[Problem]:
Your task is to give the listing below back word for word, pictures excluded.

== Data provided

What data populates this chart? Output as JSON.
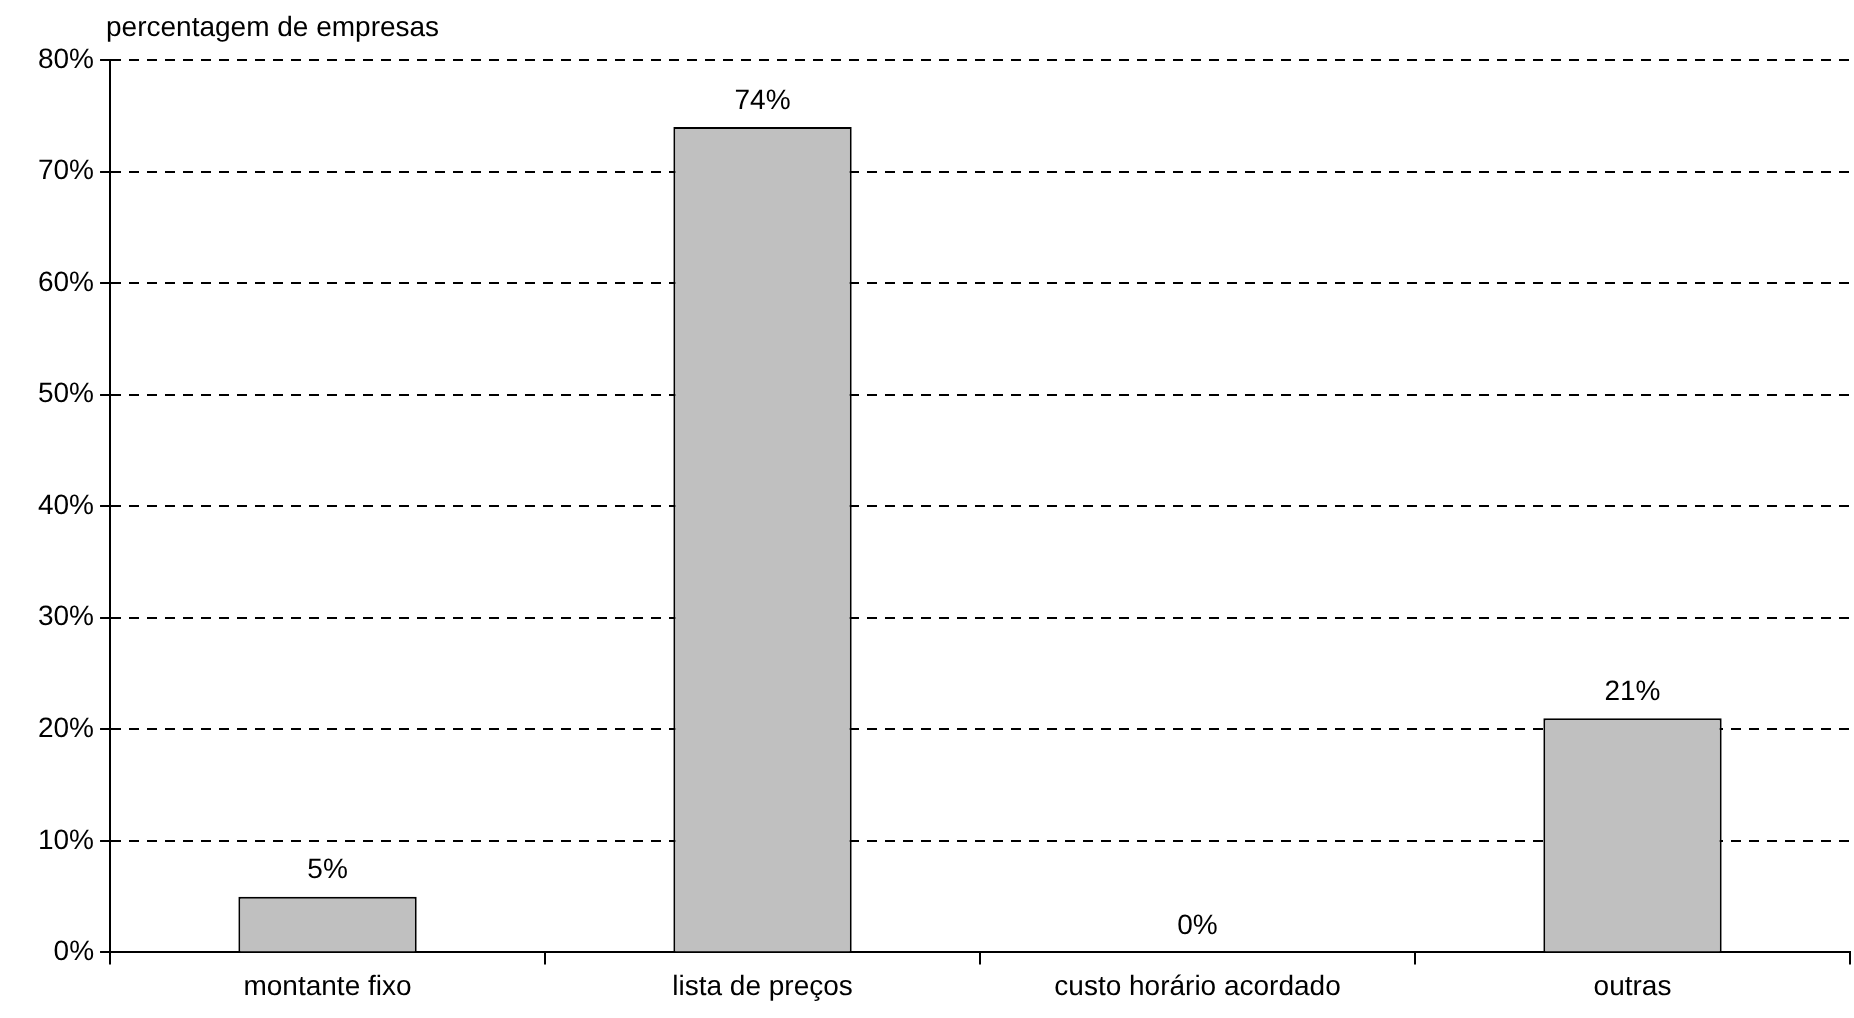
{
  "chart_data": {
    "type": "bar",
    "ylabel": "percentagem de empresas",
    "categories": [
      "montante fixo",
      "lista de preços",
      "custo horário acordado",
      "outras"
    ],
    "values": [
      5,
      74,
      0,
      21
    ],
    "color": "#c0c0c0",
    "value_labels": [
      "5%",
      "74%",
      "0%",
      "21%"
    ],
    "ylim": [
      0,
      80
    ],
    "yticks": [
      {
        "value": 0,
        "label": "0%"
      },
      {
        "value": 10,
        "label": "10%"
      },
      {
        "value": 20,
        "label": "20%"
      },
      {
        "value": 30,
        "label": "30%"
      },
      {
        "value": 40,
        "label": "40%"
      },
      {
        "value": 50,
        "label": "50%"
      },
      {
        "value": 60,
        "label": "60%"
      },
      {
        "value": 70,
        "label": "70%"
      },
      {
        "value": 80,
        "label": "80%"
      }
    ],
    "grid": "y",
    "legend": false
  }
}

====

[Written answer]:
What data populates this chart? Output as JSON.
{
  "chart_data": {
    "type": "bar",
    "ylabel": "percentagem de empresas",
    "categories": [
      "montante fixo",
      "lista de preços",
      "custo horário acordado",
      "outras"
    ],
    "values": [
      5,
      74,
      0,
      21
    ],
    "color": "#c0c0c0",
    "value_labels": [
      "5%",
      "74%",
      "0%",
      "21%"
    ],
    "ylim": [
      0,
      80
    ],
    "yticks": [
      {
        "value": 0,
        "label": "0%"
      },
      {
        "value": 10,
        "label": "10%"
      },
      {
        "value": 20,
        "label": "20%"
      },
      {
        "value": 30,
        "label": "30%"
      },
      {
        "value": 40,
        "label": "40%"
      },
      {
        "value": 50,
        "label": "50%"
      },
      {
        "value": 60,
        "label": "60%"
      },
      {
        "value": 70,
        "label": "70%"
      },
      {
        "value": 80,
        "label": "80%"
      }
    ],
    "grid": "y",
    "legend": false
  }
}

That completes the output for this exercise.